- _GIVEN TASK_: Read the listing below and copy out every line that holds "geen".

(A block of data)
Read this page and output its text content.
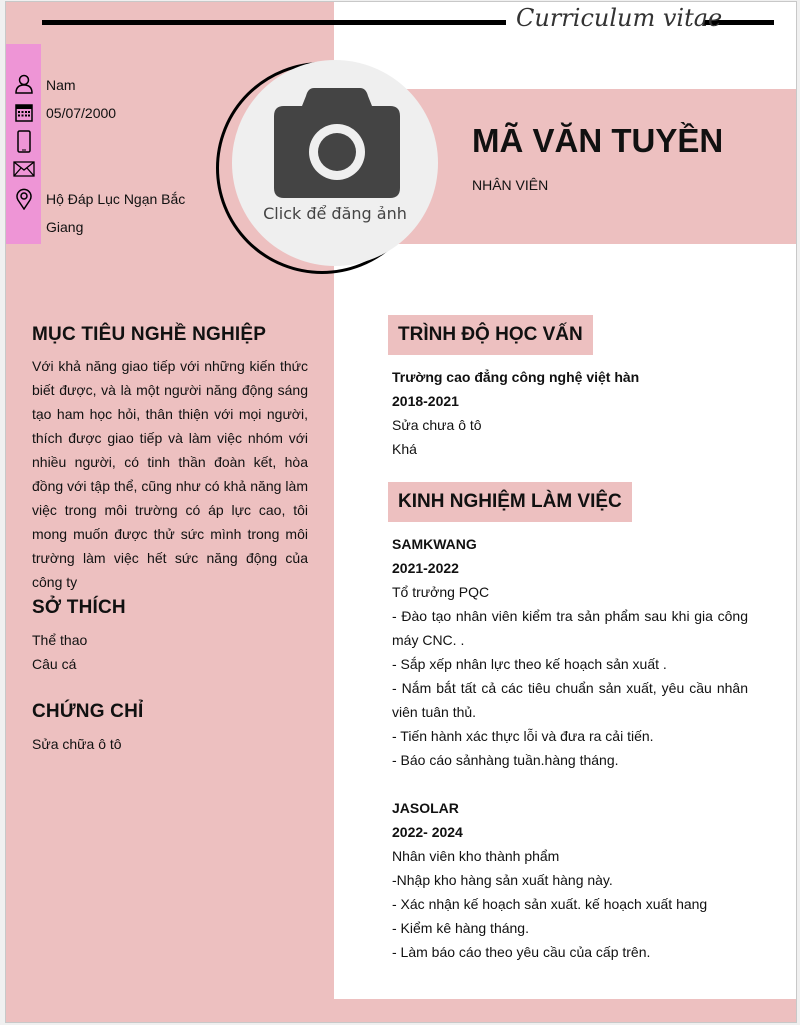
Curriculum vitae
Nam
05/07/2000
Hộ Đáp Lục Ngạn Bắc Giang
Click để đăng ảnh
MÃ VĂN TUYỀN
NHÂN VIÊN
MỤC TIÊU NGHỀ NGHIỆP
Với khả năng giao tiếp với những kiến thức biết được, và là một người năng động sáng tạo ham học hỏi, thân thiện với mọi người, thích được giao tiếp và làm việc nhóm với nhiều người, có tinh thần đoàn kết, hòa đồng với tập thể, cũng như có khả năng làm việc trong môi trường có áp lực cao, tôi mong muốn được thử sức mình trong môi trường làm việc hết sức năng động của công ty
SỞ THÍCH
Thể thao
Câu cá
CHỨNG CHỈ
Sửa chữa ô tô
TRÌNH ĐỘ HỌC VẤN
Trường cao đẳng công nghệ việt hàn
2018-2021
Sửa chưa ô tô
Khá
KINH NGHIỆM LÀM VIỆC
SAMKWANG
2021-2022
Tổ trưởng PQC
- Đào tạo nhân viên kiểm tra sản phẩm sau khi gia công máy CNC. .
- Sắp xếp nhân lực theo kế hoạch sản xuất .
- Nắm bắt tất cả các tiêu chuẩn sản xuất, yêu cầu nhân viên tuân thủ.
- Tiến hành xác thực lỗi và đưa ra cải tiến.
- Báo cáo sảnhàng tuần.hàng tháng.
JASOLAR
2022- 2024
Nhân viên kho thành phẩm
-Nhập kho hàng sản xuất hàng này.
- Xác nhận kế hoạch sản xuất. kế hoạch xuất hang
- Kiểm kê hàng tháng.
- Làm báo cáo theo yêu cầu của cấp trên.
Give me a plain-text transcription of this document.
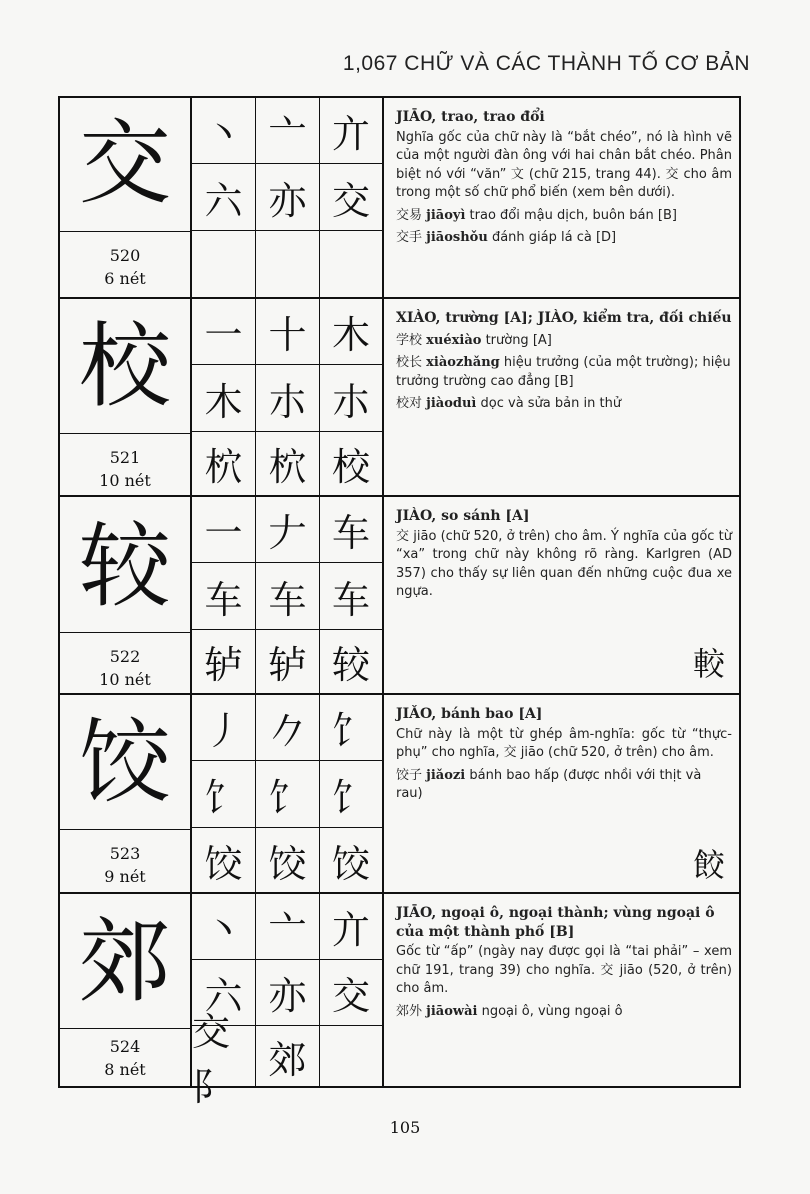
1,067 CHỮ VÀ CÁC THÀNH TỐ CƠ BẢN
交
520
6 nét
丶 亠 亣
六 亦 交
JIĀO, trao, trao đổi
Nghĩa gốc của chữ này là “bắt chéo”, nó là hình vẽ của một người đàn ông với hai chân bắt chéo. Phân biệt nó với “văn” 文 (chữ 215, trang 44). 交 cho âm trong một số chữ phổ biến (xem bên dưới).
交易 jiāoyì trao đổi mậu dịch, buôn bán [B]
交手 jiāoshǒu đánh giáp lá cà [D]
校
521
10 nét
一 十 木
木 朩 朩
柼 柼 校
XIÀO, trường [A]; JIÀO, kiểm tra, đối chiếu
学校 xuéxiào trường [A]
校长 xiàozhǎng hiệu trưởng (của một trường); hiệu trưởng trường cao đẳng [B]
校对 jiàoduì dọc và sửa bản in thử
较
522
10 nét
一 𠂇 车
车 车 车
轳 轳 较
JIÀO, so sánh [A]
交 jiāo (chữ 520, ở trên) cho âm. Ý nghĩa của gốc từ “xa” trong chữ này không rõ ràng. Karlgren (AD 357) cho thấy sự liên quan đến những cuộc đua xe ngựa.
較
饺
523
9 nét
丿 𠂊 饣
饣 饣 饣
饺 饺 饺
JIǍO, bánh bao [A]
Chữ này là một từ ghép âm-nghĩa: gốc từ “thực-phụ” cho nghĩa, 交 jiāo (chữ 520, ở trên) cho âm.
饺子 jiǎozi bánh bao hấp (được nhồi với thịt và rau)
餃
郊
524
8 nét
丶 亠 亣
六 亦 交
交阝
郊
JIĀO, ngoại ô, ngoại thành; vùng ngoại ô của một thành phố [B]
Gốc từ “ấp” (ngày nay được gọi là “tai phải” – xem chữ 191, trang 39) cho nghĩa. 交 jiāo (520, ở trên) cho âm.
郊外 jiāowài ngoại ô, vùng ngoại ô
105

==

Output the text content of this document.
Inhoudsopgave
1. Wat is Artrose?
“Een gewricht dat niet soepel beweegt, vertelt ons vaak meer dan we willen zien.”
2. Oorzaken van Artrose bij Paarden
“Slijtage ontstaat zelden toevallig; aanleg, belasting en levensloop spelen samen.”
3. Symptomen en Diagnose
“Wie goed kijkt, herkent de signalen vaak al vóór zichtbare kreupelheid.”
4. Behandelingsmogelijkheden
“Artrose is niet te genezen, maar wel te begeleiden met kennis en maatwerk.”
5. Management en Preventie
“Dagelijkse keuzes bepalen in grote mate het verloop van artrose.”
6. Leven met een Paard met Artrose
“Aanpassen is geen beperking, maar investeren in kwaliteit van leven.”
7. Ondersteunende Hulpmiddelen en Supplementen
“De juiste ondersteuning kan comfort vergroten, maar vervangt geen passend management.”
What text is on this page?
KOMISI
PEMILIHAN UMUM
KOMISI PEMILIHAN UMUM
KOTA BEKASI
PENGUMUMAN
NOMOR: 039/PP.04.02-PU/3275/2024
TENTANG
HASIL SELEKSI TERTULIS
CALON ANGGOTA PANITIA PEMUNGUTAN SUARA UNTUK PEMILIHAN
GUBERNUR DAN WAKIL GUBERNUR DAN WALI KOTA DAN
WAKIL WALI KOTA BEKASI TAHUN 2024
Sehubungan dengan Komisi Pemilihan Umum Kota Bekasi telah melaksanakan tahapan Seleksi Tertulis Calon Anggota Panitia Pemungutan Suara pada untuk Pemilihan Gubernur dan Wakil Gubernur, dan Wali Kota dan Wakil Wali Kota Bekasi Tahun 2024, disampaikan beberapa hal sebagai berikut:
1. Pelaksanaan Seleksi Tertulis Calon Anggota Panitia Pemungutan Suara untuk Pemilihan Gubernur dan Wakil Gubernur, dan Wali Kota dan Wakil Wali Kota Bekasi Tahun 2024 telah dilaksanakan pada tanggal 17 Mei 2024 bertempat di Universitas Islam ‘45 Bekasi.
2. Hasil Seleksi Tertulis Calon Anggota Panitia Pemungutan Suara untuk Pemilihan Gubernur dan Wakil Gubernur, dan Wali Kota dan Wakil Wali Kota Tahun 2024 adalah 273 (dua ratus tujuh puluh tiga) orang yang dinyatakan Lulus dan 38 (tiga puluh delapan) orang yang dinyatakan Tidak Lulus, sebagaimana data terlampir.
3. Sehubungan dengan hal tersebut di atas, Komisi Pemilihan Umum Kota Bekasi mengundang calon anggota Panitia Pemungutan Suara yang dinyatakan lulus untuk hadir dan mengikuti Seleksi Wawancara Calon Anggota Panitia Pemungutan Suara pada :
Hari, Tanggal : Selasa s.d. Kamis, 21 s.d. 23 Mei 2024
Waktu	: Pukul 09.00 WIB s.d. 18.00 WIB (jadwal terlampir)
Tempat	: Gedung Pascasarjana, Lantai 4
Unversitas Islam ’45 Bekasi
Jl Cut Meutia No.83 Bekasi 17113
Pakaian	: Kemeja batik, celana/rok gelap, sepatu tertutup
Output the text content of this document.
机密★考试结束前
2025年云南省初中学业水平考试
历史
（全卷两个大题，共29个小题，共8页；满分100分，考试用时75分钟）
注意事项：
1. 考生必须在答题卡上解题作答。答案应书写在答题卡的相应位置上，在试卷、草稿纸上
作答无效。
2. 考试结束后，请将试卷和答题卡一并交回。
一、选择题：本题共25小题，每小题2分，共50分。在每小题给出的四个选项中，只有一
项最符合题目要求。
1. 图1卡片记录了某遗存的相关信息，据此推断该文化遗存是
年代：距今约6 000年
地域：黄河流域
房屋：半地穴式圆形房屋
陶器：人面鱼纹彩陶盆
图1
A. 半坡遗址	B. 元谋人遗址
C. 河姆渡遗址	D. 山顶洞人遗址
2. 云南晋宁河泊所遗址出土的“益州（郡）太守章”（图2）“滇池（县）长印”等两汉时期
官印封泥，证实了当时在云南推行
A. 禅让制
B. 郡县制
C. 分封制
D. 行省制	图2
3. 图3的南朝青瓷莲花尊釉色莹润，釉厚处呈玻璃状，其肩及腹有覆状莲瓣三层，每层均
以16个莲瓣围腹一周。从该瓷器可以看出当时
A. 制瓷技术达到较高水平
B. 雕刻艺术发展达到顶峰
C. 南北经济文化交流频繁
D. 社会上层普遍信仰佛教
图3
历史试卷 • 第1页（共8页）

- _EXERCISE OUTPUT_:
“Aanpassen is geen beperking, maar investeren in kwaliteit van leven.”
“De juiste ondersteuning kan comfort vergroten, maar vervangt geen passend management.”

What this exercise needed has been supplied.